WORK REQUIRED
Go through the entries below and collect each line with the string "وهذا" in it.

RECORDED INFORMATION
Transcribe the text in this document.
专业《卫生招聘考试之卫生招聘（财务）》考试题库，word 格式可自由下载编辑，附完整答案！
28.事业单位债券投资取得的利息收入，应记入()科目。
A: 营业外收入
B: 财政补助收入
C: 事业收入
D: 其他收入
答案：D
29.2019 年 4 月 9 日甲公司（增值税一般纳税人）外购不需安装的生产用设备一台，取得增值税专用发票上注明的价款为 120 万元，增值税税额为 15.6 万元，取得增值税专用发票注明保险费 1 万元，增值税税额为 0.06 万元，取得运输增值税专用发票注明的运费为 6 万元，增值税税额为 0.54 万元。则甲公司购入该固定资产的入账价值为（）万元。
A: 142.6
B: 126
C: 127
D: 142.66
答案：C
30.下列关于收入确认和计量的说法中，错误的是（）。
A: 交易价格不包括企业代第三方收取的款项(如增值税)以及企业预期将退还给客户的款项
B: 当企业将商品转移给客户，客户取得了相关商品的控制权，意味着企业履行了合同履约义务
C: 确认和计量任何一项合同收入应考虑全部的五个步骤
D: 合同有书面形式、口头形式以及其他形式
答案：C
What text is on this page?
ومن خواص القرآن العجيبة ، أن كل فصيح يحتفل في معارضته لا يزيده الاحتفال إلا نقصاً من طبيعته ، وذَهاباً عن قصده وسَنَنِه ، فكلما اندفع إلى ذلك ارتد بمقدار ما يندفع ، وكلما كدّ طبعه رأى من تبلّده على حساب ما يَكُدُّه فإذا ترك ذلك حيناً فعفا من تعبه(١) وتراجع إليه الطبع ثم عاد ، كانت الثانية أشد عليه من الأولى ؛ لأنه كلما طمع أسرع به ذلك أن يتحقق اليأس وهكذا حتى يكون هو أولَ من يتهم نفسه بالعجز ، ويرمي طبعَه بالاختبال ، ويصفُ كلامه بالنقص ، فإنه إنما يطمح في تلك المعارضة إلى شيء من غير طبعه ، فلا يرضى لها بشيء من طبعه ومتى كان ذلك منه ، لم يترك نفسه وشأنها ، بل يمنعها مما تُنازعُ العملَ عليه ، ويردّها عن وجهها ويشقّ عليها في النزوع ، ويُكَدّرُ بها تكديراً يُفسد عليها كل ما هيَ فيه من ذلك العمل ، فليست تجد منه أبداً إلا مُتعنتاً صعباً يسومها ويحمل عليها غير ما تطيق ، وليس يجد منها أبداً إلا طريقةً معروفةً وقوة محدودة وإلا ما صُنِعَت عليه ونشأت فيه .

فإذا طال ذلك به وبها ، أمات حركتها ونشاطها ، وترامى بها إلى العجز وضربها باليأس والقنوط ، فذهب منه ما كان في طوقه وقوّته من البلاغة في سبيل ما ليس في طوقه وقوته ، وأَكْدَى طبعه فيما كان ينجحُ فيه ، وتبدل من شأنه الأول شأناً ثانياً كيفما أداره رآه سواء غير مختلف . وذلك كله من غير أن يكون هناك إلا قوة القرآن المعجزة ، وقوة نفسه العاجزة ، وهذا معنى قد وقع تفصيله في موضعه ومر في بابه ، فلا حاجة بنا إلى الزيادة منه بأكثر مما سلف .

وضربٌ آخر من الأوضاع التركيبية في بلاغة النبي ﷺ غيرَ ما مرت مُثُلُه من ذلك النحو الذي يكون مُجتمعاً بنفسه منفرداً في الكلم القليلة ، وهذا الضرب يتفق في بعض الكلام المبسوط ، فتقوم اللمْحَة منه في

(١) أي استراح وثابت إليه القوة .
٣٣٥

CORRECT RESULT
فإذا طال ذلك به وبها ، أمات حركتها ونشاطها ، وترامى بها إلى العجز وضربها باليأس والقنوط ، فذهب منه ما كان في طوقه وقوّته من البلاغة في سبيل ما ليس في طوقه وقوته ، وأَكْدَى طبعه فيما كان ينجحُ فيه ، وتبدل من شأنه الأول شأناً ثانياً كيفما أداره رآه سواء غير مختلف . وذلك كله من غير أن يكون هناك إلا قوة القرآن المعجزة ، وقوة نفسه العاجزة ، وهذا معنى قد وقع تفصيله في موضعه ومر في بابه ، فلا حاجة بنا إلى الزيادة منه بأكثر مما سلف .
وضربٌ آخر من الأوضاع التركيبية في بلاغة النبي ﷺ غيرَ ما مرت مُثُلُه من ذلك النحو الذي يكون مُجتمعاً بنفسه منفرداً في الكلم القليلة ، وهذا الضرب يتفق في بعض الكلام المبسوط ، فتقوم اللمْحَة منه في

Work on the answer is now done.